- Instructions for the task: Filter the entries below, keeping only lines with the word "регионального".

==========

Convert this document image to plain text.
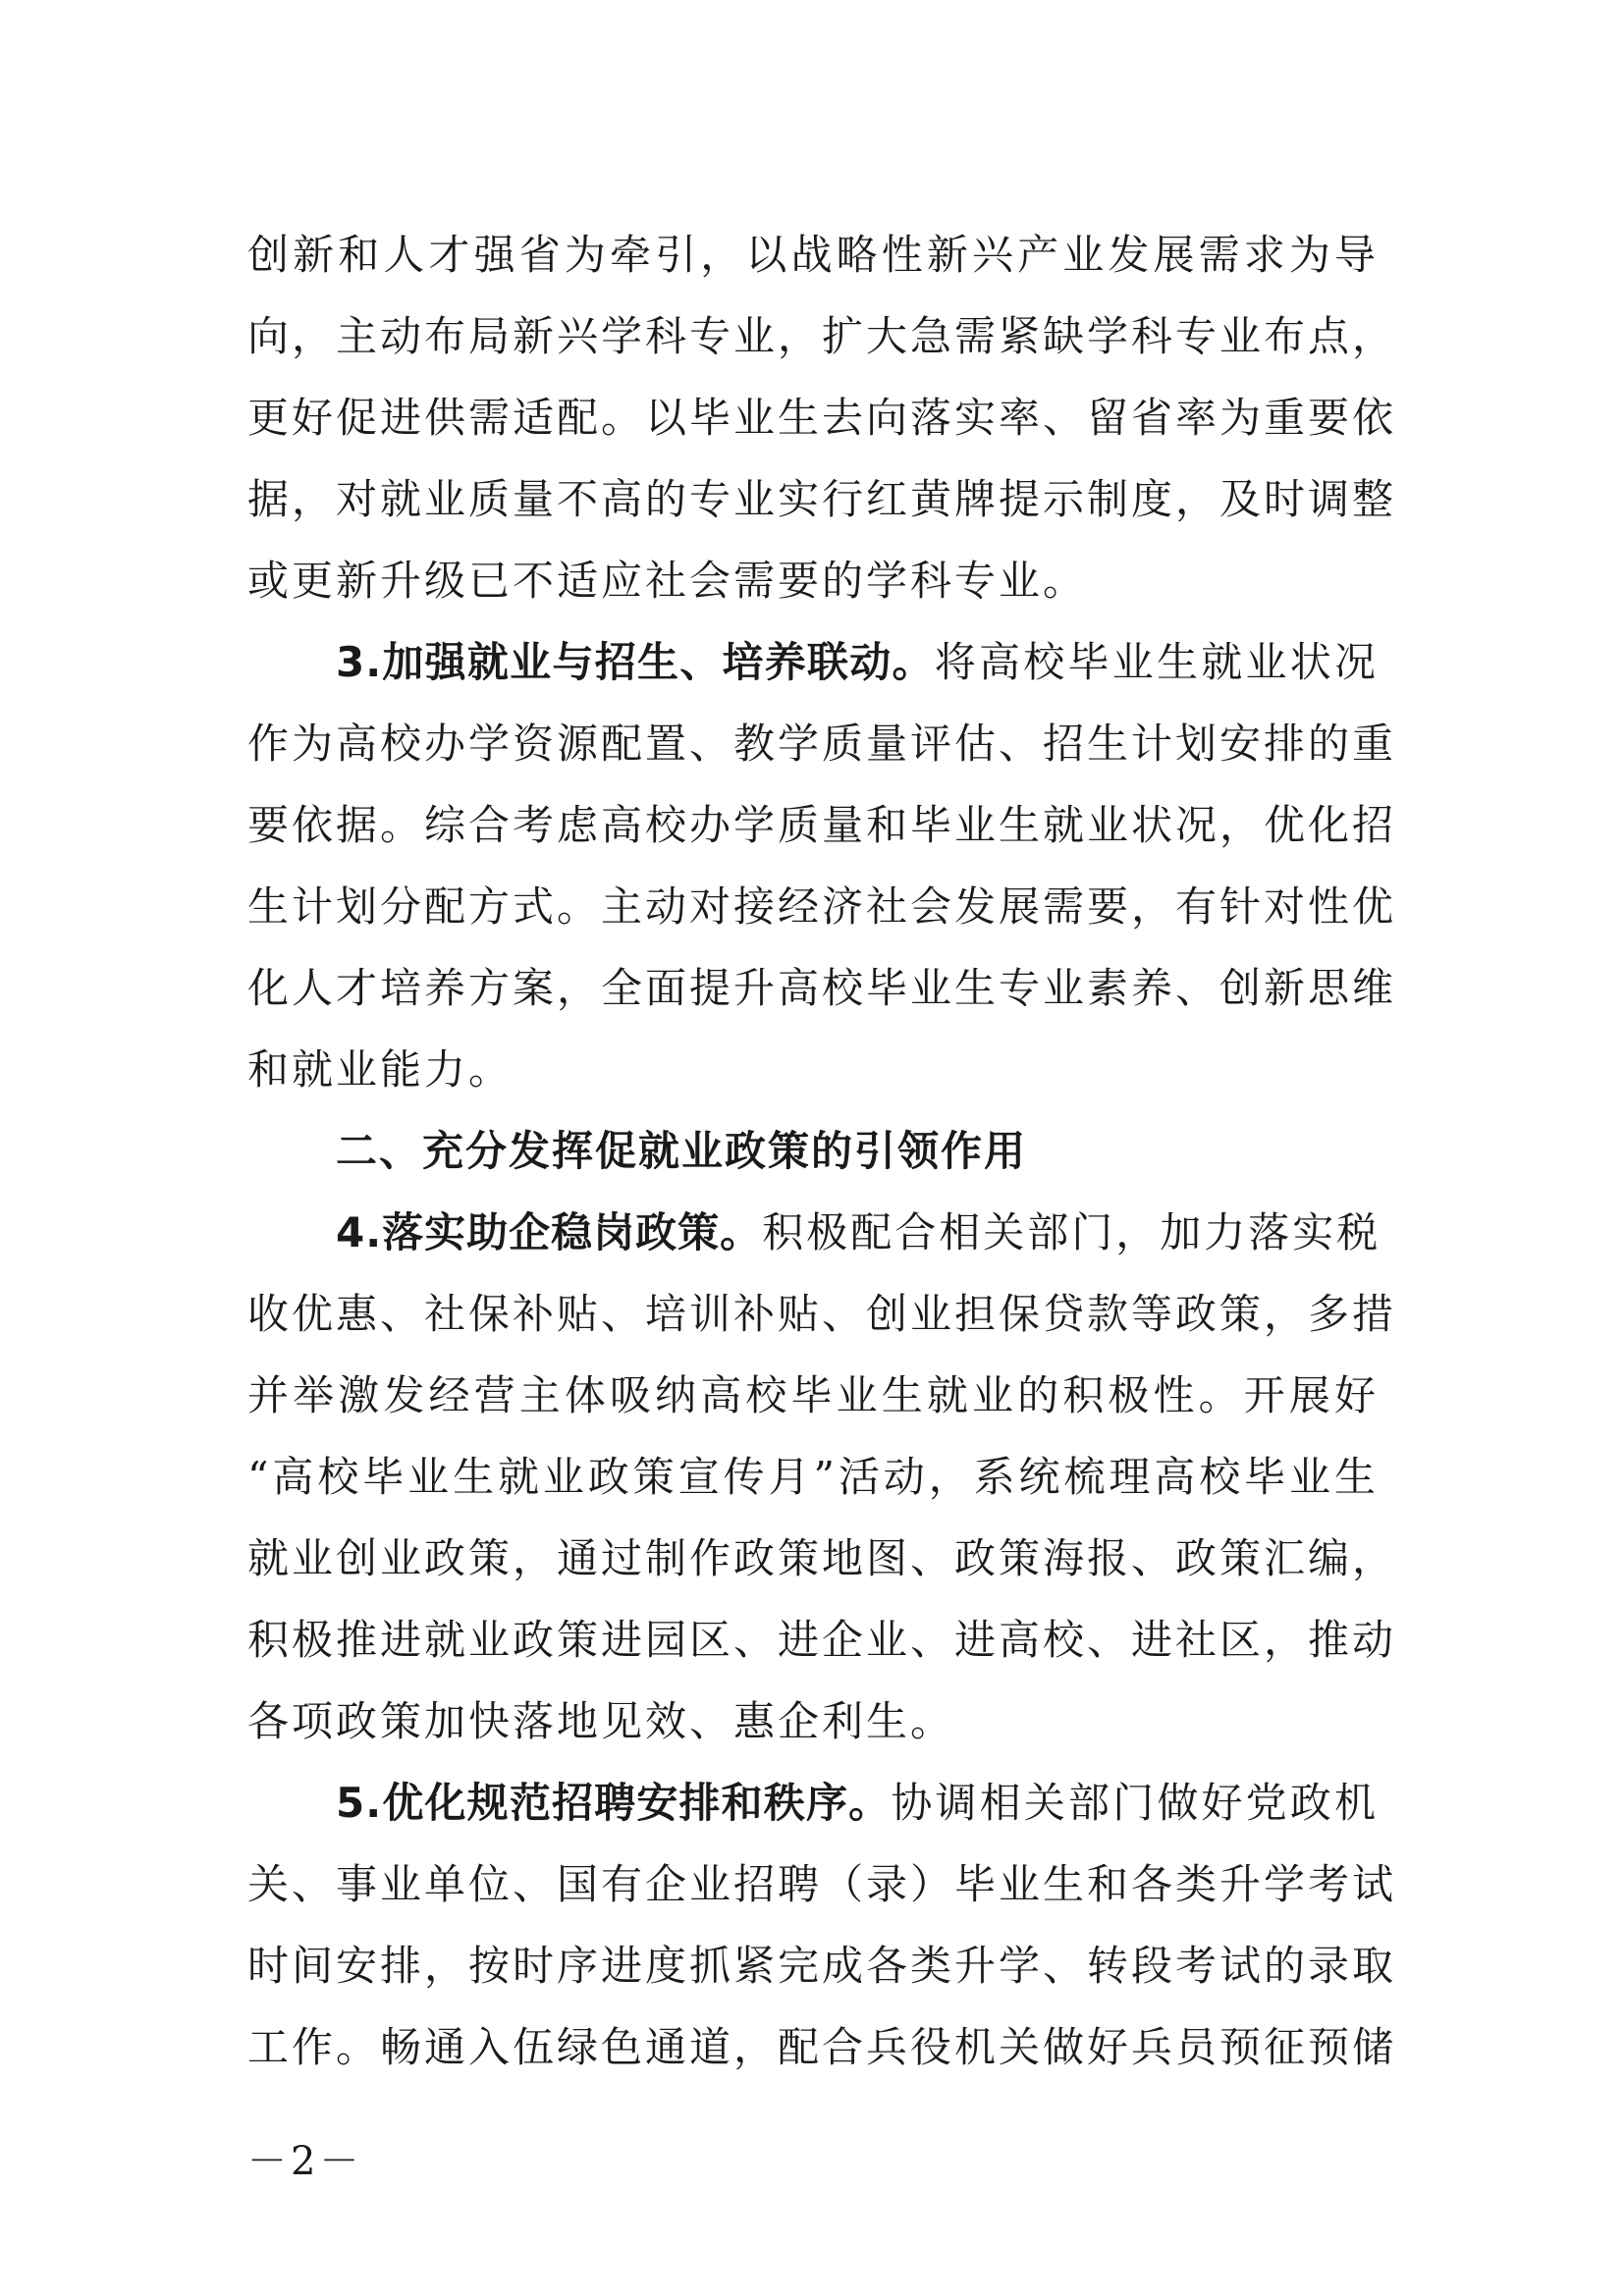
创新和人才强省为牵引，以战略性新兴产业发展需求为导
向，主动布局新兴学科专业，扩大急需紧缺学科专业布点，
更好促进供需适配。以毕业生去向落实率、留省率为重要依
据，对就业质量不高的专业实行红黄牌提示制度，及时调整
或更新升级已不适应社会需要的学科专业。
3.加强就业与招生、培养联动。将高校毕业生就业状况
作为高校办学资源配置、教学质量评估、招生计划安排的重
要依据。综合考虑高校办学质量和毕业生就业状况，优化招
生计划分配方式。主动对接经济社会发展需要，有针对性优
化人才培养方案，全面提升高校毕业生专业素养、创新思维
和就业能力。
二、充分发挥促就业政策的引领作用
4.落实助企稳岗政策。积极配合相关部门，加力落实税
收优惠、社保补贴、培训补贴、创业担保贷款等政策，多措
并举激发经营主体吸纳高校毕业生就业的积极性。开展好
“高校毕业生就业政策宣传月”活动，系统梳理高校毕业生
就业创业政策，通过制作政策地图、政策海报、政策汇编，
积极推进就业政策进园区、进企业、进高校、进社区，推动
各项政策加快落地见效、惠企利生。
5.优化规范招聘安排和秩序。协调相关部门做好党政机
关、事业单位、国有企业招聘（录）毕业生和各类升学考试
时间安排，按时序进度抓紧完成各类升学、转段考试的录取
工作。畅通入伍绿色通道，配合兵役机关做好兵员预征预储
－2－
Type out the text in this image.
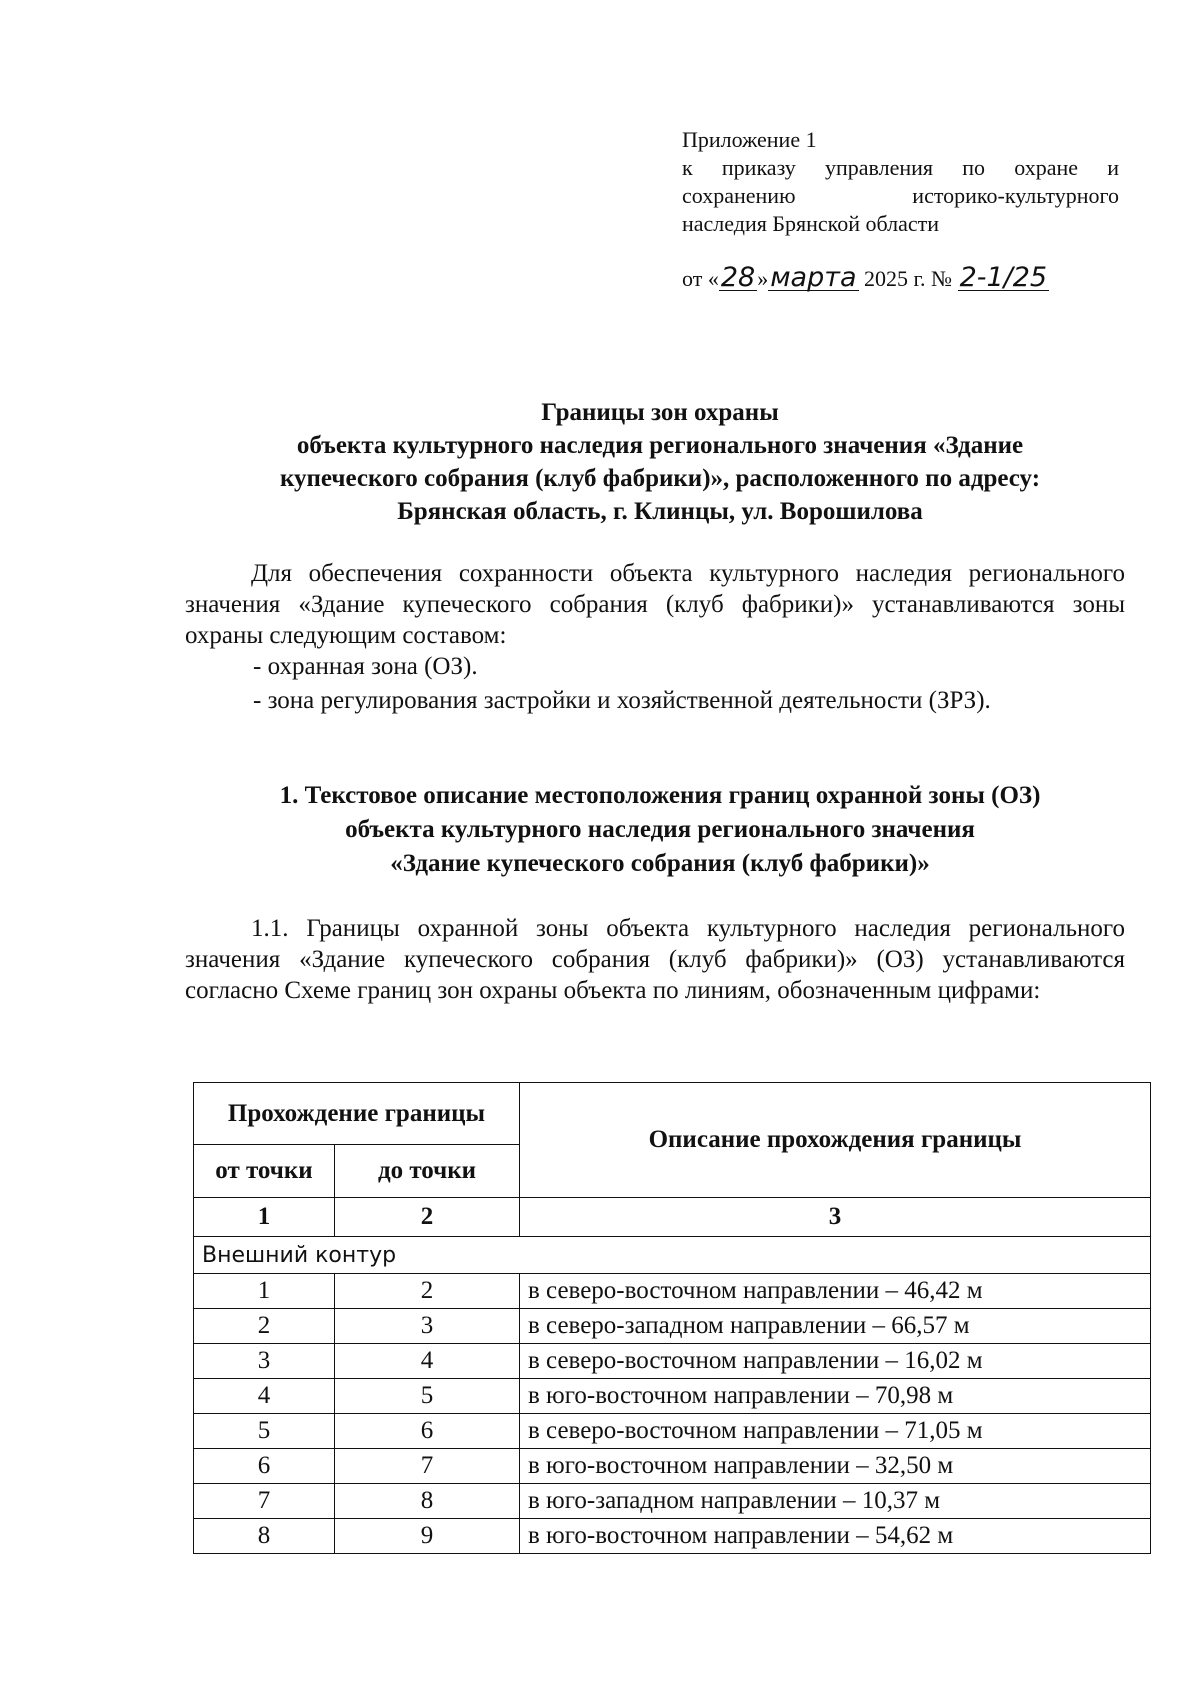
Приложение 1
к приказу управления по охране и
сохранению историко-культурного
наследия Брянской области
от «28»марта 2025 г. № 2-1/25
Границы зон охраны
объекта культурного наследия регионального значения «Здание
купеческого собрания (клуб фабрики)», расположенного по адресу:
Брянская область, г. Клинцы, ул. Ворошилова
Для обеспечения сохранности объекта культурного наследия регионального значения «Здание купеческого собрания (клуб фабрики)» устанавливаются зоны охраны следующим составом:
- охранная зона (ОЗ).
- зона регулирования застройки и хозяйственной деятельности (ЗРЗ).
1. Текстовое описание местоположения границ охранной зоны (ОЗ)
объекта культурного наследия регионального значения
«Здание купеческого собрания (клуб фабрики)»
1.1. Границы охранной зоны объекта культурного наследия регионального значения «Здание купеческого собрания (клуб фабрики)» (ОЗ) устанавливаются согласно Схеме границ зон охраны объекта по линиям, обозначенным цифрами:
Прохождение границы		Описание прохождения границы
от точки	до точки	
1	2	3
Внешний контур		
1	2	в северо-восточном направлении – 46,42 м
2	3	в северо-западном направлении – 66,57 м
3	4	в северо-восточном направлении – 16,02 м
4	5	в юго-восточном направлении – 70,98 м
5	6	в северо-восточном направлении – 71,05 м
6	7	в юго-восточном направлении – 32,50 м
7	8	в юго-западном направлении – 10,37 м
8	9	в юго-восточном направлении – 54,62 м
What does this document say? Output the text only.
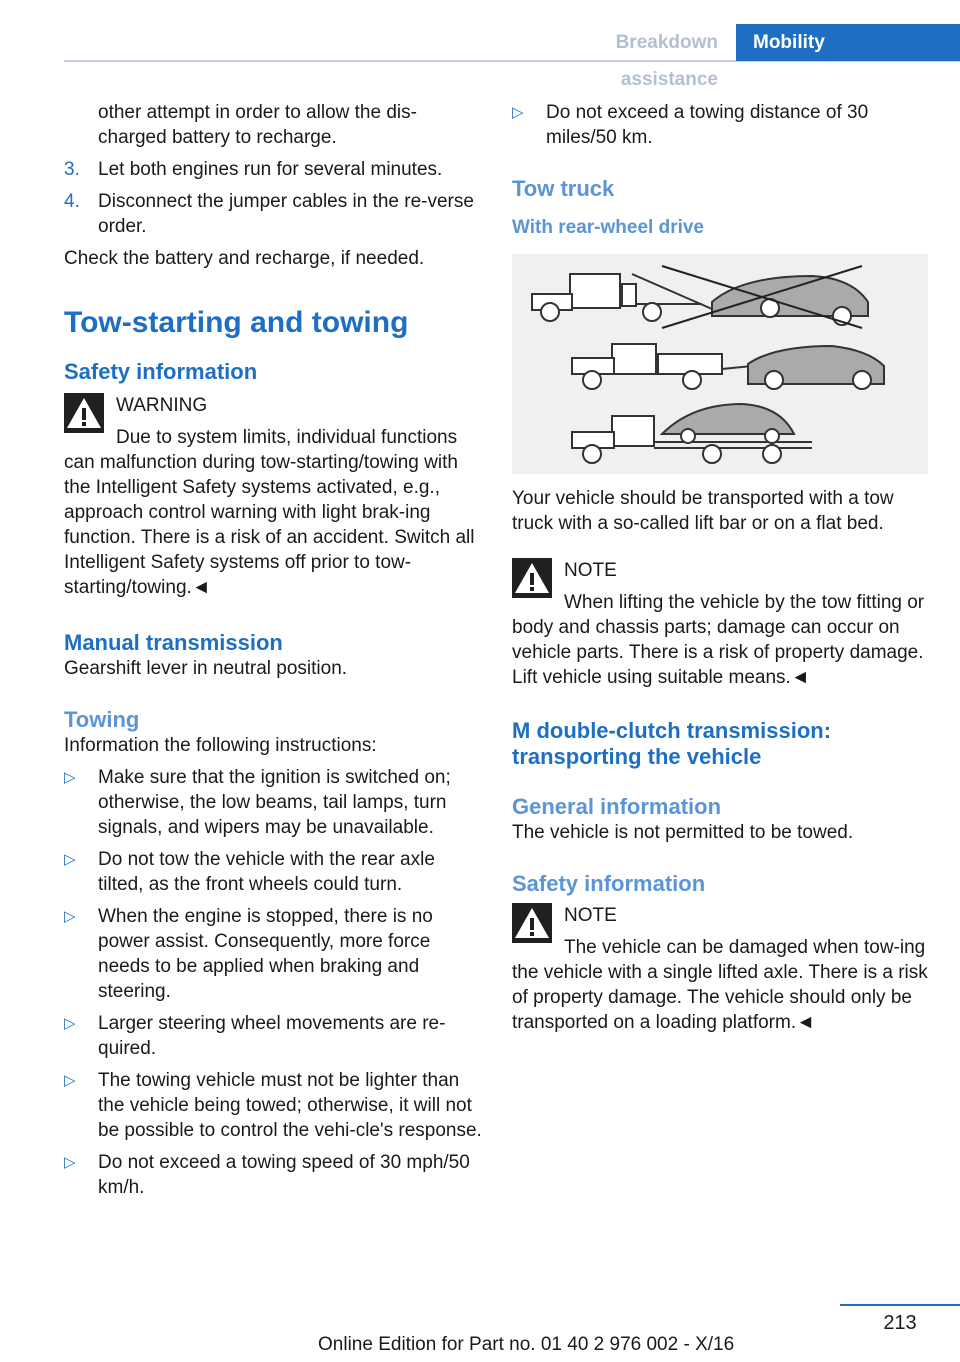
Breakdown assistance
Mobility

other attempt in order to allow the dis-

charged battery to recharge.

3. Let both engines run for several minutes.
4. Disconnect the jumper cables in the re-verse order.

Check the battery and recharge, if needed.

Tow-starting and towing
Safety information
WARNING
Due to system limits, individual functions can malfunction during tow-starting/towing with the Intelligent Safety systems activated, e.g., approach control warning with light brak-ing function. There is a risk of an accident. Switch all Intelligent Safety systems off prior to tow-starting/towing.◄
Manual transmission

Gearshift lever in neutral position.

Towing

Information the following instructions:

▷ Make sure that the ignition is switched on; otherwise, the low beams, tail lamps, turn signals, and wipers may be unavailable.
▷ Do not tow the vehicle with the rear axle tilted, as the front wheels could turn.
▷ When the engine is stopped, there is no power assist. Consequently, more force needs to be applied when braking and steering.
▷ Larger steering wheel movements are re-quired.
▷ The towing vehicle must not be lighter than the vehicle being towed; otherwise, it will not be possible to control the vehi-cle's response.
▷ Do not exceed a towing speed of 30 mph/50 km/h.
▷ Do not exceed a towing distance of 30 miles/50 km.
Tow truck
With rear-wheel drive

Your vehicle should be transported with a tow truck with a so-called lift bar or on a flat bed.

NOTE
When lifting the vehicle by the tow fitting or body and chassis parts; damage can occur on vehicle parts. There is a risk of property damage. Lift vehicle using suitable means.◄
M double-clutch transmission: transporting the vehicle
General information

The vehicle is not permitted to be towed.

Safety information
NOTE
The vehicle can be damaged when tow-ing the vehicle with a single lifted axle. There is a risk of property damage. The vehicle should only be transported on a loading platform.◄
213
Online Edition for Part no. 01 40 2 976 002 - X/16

==========

- Solution to this problem:
объекта культурного наследия регионального значения «Здание
Для обеспечения сохранности объекта культурного наследия регионального значения «Здание купеческого собрания (клуб фабрики)» устанавливаются зоны охраны следующим составом:
объекта культурного наследия регионального значения
1.1. Границы охранной зоны объекта культурного наследия регионального значения «Здание купеческого собрания (клуб фабрики)» (ОЗ) устанавливаются согласно Схеме границ зон охраны объекта по линиям, обозначенным цифрами:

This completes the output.